- _YOUR GOAL_: Faithfully return all lines, omitting every embedded picture.

- _DATA SUPPLIED_:
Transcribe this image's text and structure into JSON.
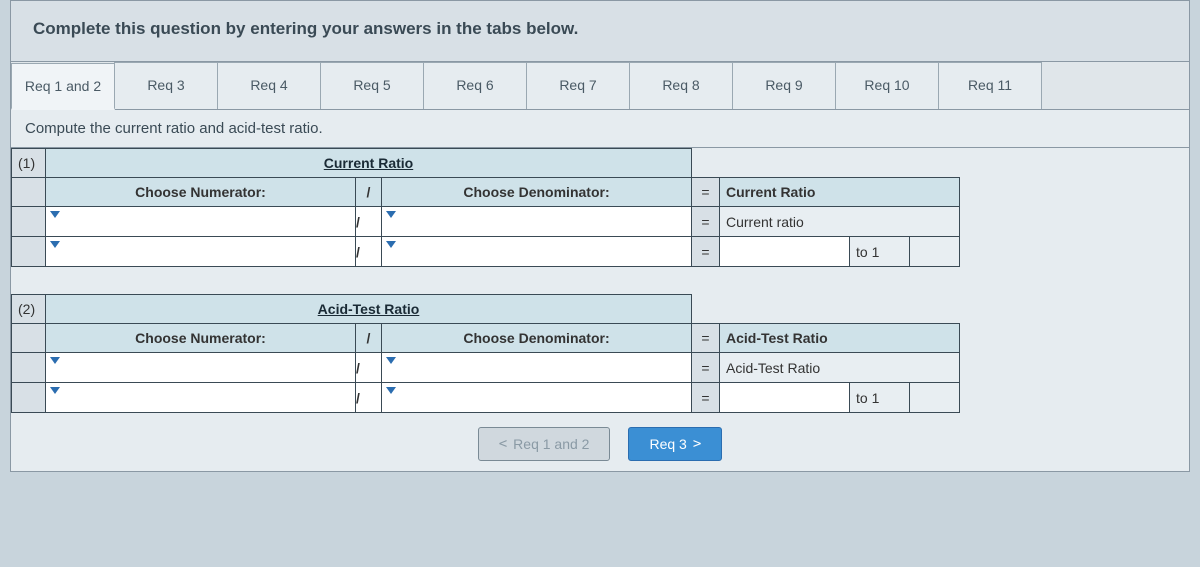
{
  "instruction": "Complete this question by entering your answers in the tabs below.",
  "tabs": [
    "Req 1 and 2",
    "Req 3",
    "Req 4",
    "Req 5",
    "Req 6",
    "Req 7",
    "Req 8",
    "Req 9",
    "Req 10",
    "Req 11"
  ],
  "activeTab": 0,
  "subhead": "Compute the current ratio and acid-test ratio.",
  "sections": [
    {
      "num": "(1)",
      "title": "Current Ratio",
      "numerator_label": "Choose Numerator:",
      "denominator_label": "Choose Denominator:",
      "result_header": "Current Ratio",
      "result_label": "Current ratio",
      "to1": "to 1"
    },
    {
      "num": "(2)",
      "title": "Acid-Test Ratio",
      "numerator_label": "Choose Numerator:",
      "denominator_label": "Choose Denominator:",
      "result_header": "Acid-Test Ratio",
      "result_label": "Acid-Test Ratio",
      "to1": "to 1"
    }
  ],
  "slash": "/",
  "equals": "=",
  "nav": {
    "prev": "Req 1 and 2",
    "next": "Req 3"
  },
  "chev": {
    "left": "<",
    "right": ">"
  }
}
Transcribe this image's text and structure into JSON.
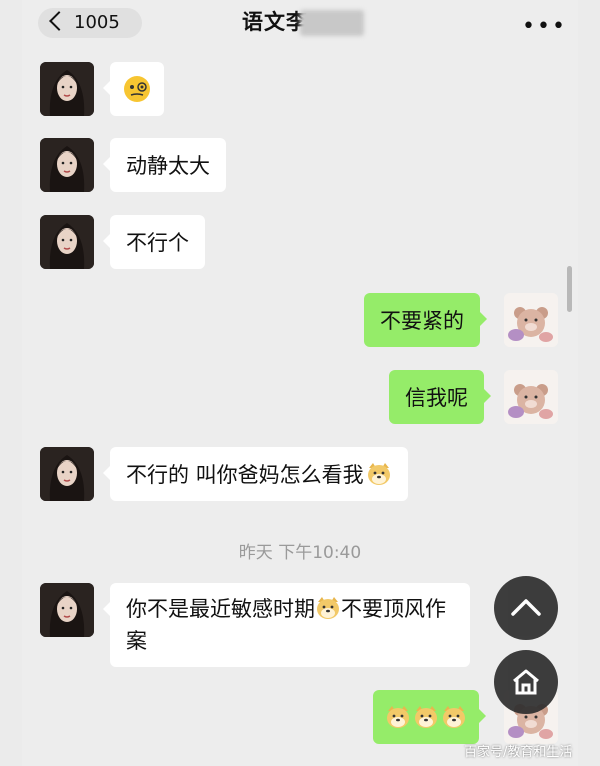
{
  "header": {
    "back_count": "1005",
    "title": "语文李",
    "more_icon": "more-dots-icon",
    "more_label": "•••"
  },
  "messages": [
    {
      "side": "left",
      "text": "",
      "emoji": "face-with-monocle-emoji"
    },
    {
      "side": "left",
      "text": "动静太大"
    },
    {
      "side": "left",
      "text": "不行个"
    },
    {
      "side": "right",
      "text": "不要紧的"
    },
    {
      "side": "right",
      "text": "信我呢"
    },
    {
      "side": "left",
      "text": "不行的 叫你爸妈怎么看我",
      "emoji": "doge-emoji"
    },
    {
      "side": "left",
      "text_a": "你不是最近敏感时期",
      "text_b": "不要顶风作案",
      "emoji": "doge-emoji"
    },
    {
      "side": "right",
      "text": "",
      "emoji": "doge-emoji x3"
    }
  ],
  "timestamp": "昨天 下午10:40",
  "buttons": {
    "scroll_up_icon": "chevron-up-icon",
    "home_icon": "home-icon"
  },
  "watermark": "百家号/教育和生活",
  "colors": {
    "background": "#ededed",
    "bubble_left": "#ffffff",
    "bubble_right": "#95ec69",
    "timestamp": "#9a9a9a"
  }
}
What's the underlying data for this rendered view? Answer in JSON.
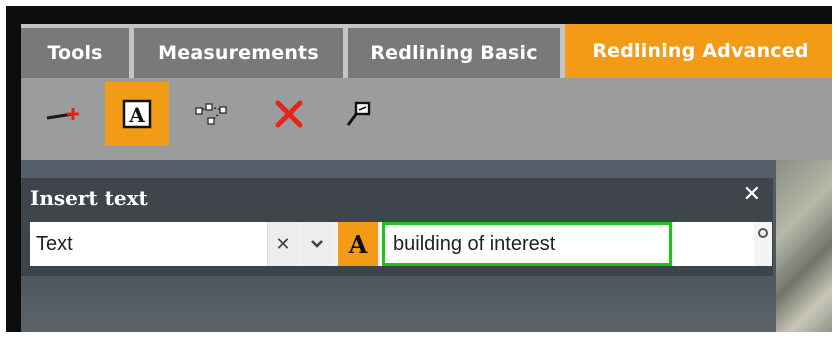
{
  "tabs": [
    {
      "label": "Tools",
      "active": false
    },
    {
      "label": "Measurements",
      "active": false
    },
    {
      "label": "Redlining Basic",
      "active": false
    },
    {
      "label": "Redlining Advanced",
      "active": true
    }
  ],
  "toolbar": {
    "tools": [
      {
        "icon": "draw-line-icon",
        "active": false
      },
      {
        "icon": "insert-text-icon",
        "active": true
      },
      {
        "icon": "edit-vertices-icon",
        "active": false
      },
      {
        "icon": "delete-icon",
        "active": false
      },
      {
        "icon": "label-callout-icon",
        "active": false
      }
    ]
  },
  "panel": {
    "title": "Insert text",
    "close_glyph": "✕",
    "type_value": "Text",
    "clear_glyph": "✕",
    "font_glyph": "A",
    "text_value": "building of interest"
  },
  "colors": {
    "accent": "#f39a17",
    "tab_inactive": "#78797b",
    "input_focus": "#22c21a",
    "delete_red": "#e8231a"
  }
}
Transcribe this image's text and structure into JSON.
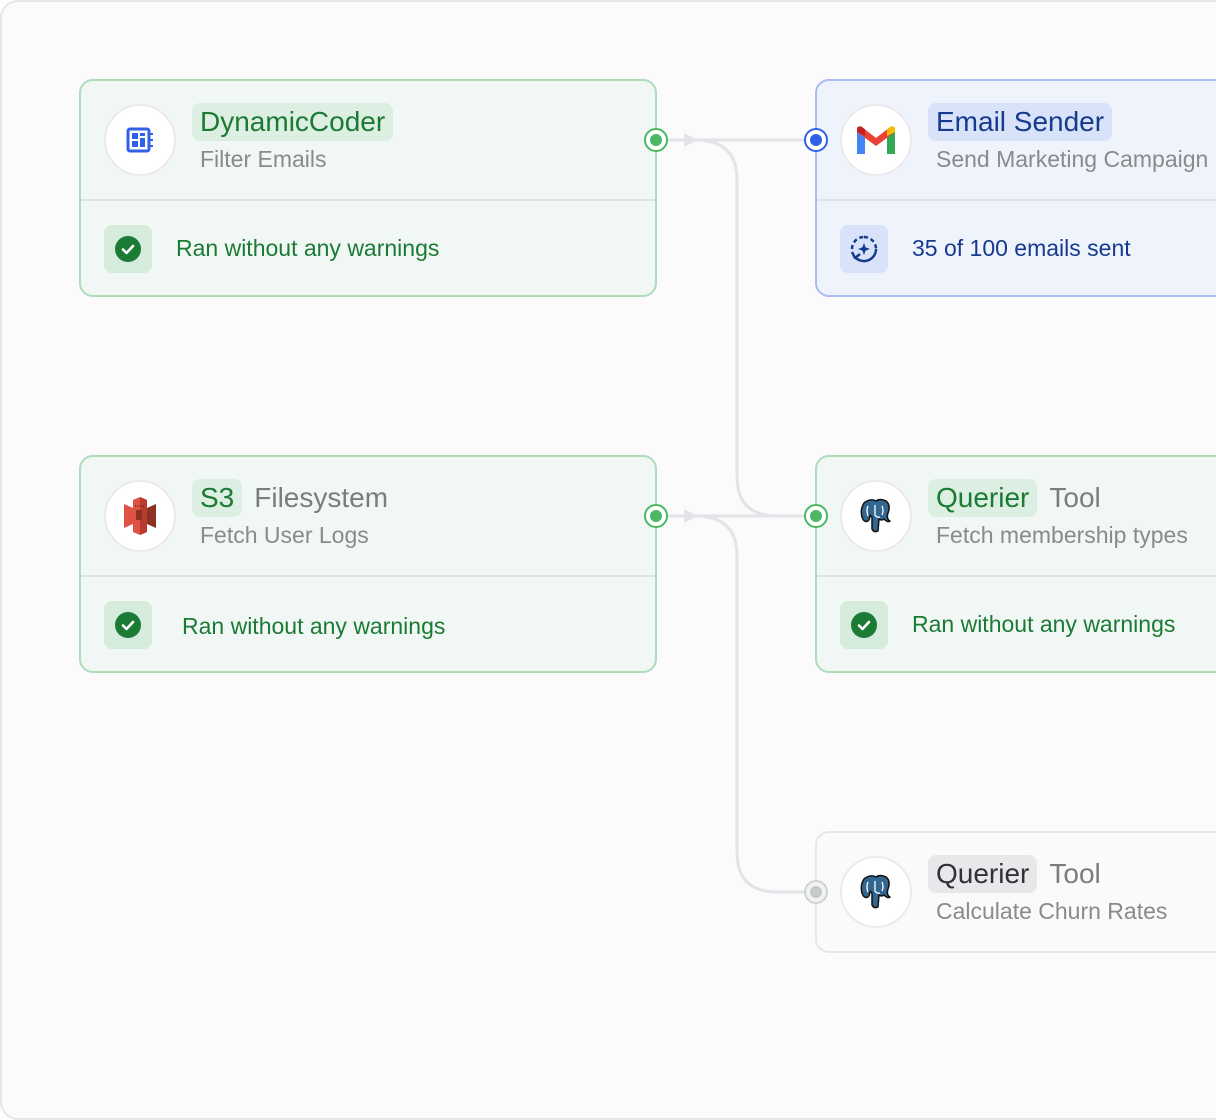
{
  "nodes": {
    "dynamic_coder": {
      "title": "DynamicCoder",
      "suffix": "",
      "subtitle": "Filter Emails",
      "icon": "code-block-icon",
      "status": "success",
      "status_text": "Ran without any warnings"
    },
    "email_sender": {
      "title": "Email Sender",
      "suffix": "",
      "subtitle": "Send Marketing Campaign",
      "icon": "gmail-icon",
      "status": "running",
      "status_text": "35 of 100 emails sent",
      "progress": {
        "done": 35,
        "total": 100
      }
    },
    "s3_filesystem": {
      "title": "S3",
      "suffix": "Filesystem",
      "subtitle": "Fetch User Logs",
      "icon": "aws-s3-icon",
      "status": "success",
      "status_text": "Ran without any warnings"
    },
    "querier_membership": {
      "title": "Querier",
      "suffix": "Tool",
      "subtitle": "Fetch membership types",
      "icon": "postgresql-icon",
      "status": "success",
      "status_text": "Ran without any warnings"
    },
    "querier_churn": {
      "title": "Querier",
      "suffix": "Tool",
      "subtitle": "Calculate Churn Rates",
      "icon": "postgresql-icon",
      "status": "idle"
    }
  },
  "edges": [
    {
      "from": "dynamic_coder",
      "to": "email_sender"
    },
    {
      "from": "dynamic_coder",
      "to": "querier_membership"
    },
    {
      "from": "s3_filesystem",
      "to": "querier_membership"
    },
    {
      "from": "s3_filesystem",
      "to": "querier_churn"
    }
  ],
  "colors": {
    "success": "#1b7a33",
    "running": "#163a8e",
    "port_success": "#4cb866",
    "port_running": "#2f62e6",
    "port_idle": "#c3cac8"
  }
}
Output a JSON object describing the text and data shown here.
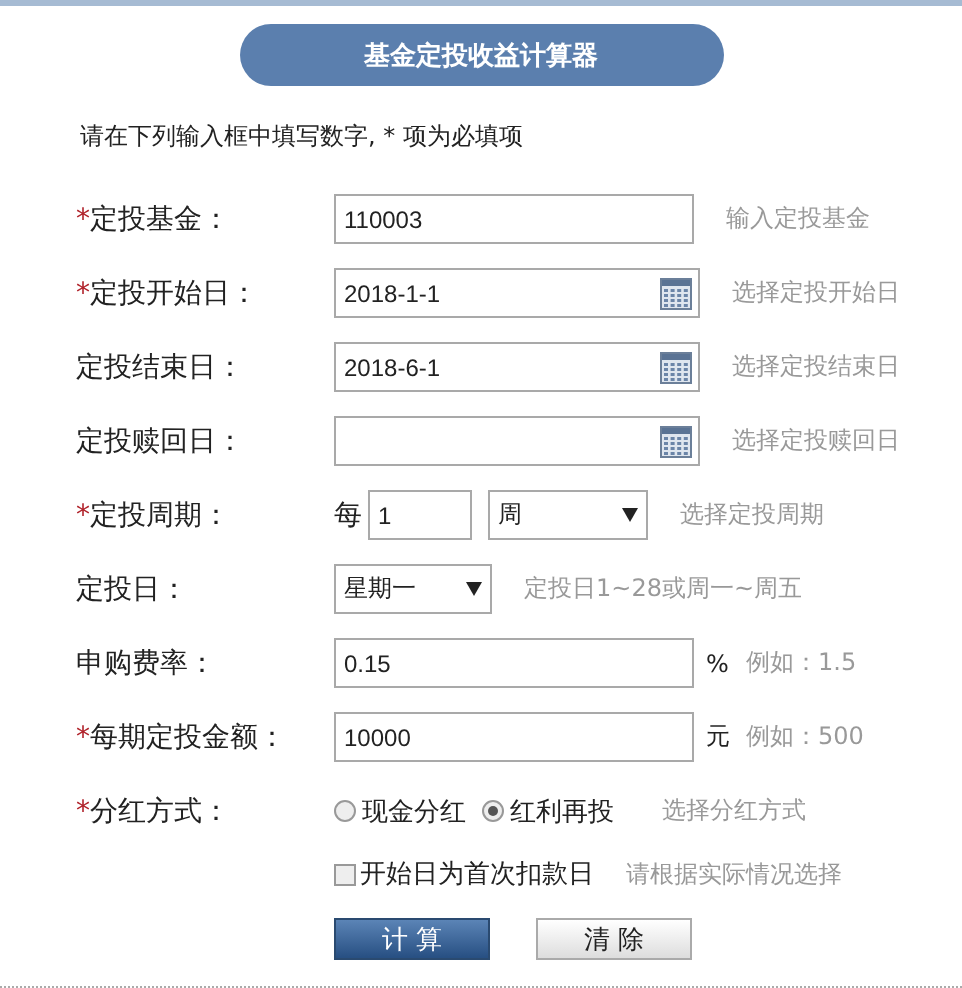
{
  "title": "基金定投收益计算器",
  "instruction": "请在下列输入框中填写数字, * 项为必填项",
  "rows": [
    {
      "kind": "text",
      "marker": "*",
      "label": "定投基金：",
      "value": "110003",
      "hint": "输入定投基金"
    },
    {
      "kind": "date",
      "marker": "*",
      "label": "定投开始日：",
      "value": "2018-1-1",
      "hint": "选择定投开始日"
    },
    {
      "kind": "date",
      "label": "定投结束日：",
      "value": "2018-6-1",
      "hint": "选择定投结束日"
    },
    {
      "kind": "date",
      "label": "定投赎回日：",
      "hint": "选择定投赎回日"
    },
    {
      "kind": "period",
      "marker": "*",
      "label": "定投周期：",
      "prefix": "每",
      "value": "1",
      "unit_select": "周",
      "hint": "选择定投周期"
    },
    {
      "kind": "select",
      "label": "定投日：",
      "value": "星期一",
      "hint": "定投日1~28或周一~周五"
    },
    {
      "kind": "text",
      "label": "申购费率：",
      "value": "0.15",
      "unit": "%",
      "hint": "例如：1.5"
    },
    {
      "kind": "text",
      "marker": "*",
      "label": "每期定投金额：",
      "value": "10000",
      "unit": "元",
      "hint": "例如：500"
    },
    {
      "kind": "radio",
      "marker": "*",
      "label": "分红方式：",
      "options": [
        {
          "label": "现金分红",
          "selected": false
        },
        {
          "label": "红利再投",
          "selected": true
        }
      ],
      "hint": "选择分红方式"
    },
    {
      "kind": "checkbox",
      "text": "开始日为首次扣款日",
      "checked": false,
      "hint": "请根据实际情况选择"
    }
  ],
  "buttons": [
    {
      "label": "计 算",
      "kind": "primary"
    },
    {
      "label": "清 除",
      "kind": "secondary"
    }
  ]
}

- _OUTPUT BELOW_:
Transcribe this image's text and structure into JSON.
{
  "instruction": "Complete this question by entering your answers in the tabs below.",
  "tabs": [
    "Req 1 and 2",
    "Req 3",
    "Req 4",
    "Req 5",
    "Req 6",
    "Req 7",
    "Req 8",
    "Req 9",
    "Req 10",
    "Req 11"
  ],
  "activeTab": 0,
  "subhead": "Compute the current ratio and acid-test ratio.",
  "sections": [
    {
      "num": "(1)",
      "title": "Current Ratio",
      "numerator_label": "Choose Numerator:",
      "denominator_label": "Choose Denominator:",
      "result_header": "Current Ratio",
      "result_label": "Current ratio",
      "to1": "to 1"
    },
    {
      "num": "(2)",
      "title": "Acid-Test Ratio",
      "numerator_label": "Choose Numerator:",
      "denominator_label": "Choose Denominator:",
      "result_header": "Acid-Test Ratio",
      "result_label": "Acid-Test Ratio",
      "to1": "to 1"
    }
  ],
  "slash": "/",
  "equals": "=",
  "nav": {
    "prev": "Req 1 and 2",
    "next": "Req 3"
  },
  "chev": {
    "left": "<",
    "right": ">"
  }
}
Transcribe this image's text and structure into JSON.
{
  "header": {
    "back_count": "1005",
    "title": "语文李",
    "more_icon": "more-dots-icon",
    "more_label": "•••"
  },
  "messages": [
    {
      "side": "left",
      "text": "",
      "emoji": "face-with-monocle-emoji"
    },
    {
      "side": "left",
      "text": "动静太大"
    },
    {
      "side": "left",
      "text": "不行个"
    },
    {
      "side": "right",
      "text": "不要紧的"
    },
    {
      "side": "right",
      "text": "信我呢"
    },
    {
      "side": "left",
      "text": "不行的 叫你爸妈怎么看我",
      "emoji": "doge-emoji"
    },
    {
      "side": "left",
      "text_a": "你不是最近敏感时期",
      "text_b": "不要顶风作案",
      "emoji": "doge-emoji"
    },
    {
      "side": "right",
      "text": "",
      "emoji": "doge-emoji x3"
    }
  ],
  "timestamp": "昨天 下午10:40",
  "buttons": {
    "scroll_up_icon": "chevron-up-icon",
    "home_icon": "home-icon"
  },
  "watermark": "百家号/教育和生活",
  "colors": {
    "background": "#ededed",
    "bubble_left": "#ffffff",
    "bubble_right": "#95ec69",
    "timestamp": "#9a9a9a"
  }
}
What's the underlying data for this rendered view? Answer in JSON.
{
  "tabs": [
    {
      "label": "Tools",
      "active": false
    },
    {
      "label": "Measurements",
      "active": false
    },
    {
      "label": "Redlining Basic",
      "active": false
    },
    {
      "label": "Redlining Advanced",
      "active": true
    }
  ],
  "toolbar": {
    "tools": [
      {
        "icon": "draw-line-icon",
        "active": false
      },
      {
        "icon": "insert-text-icon",
        "active": true
      },
      {
        "icon": "edit-vertices-icon",
        "active": false
      },
      {
        "icon": "delete-icon",
        "active": false
      },
      {
        "icon": "label-callout-icon",
        "active": false
      }
    ]
  },
  "panel": {
    "title": "Insert text",
    "close_glyph": "✕",
    "type_value": "Text",
    "clear_glyph": "✕",
    "font_glyph": "A",
    "text_value": "building of interest"
  },
  "colors": {
    "accent": "#f39a17",
    "tab_inactive": "#78797b",
    "input_focus": "#22c21a",
    "delete_red": "#e8231a"
  }
}
Transcribe this image's text and structure into JSON.
{
  "nodes": {
    "dynamic_coder": {
      "title": "DynamicCoder",
      "suffix": "",
      "subtitle": "Filter Emails",
      "icon": "code-block-icon",
      "status": "success",
      "status_text": "Ran without any warnings"
    },
    "email_sender": {
      "title": "Email Sender",
      "suffix": "",
      "subtitle": "Send Marketing Campaign",
      "icon": "gmail-icon",
      "status": "running",
      "status_text": "35 of 100 emails sent",
      "progress": {
        "done": 35,
        "total": 100
      }
    },
    "s3_filesystem": {
      "title": "S3",
      "suffix": "Filesystem",
      "subtitle": "Fetch User Logs",
      "icon": "aws-s3-icon",
      "status": "success",
      "status_text": "Ran without any warnings"
    },
    "querier_membership": {
      "title": "Querier",
      "suffix": "Tool",
      "subtitle": "Fetch membership types",
      "icon": "postgresql-icon",
      "status": "success",
      "status_text": "Ran without any warnings"
    },
    "querier_churn": {
      "title": "Querier",
      "suffix": "Tool",
      "subtitle": "Calculate Churn Rates",
      "icon": "postgresql-icon",
      "status": "idle"
    }
  },
  "edges": [
    {
      "from": "dynamic_coder",
      "to": "email_sender"
    },
    {
      "from": "dynamic_coder",
      "to": "querier_membership"
    },
    {
      "from": "s3_filesystem",
      "to": "querier_membership"
    },
    {
      "from": "s3_filesystem",
      "to": "querier_churn"
    }
  ],
  "colors": {
    "success": "#1b7a33",
    "running": "#163a8e",
    "port_success": "#4cb866",
    "port_running": "#2f62e6",
    "port_idle": "#c3cac8"
  }
}
Output a JSON object describing the text and data shown here.
{
  "title": "基金定投收益计算器",
  "instruction": "请在下列输入框中填写数字, * 项为必填项",
  "rows": [
    {
      "kind": "text",
      "marker": "*",
      "label": "定投基金：",
      "value": "110003",
      "hint": "输入定投基金"
    },
    {
      "kind": "date",
      "marker": "*",
      "label": "定投开始日：",
      "value": "2018-1-1",
      "hint": "选择定投开始日"
    },
    {
      "kind": "date",
      "label": "定投结束日：",
      "value": "2018-6-1",
      "hint": "选择定投结束日"
    },
    {
      "kind": "date",
      "label": "定投赎回日：",
      "hint": "选择定投赎回日"
    },
    {
      "kind": "period",
      "marker": "*",
      "label": "定投周期：",
      "prefix": "每",
      "value": "1",
      "unit_select": "周",
      "hint": "选择定投周期"
    },
    {
      "kind": "select",
      "label": "定投日：",
      "value": "星期一",
      "hint": "定投日1~28或周一~周五"
    },
    {
      "kind": "text",
      "label": "申购费率：",
      "value": "0.15",
      "unit": "%",
      "hint": "例如：1.5"
    },
    {
      "kind": "text",
      "marker": "*",
      "label": "每期定投金额：",
      "value": "10000",
      "unit": "元",
      "hint": "例如：500"
    },
    {
      "kind": "radio",
      "marker": "*",
      "label": "分红方式：",
      "options": [
        {
          "label": "现金分红",
          "selected": false
        },
        {
          "label": "红利再投",
          "selected": true
        }
      ],
      "hint": "选择分红方式"
    },
    {
      "kind": "checkbox",
      "text": "开始日为首次扣款日",
      "checked": false,
      "hint": "请根据实际情况选择"
    }
  ],
  "buttons": [
    {
      "label": "计 算",
      "kind": "primary"
    },
    {
      "label": "清 除",
      "kind": "secondary"
    }
  ]
}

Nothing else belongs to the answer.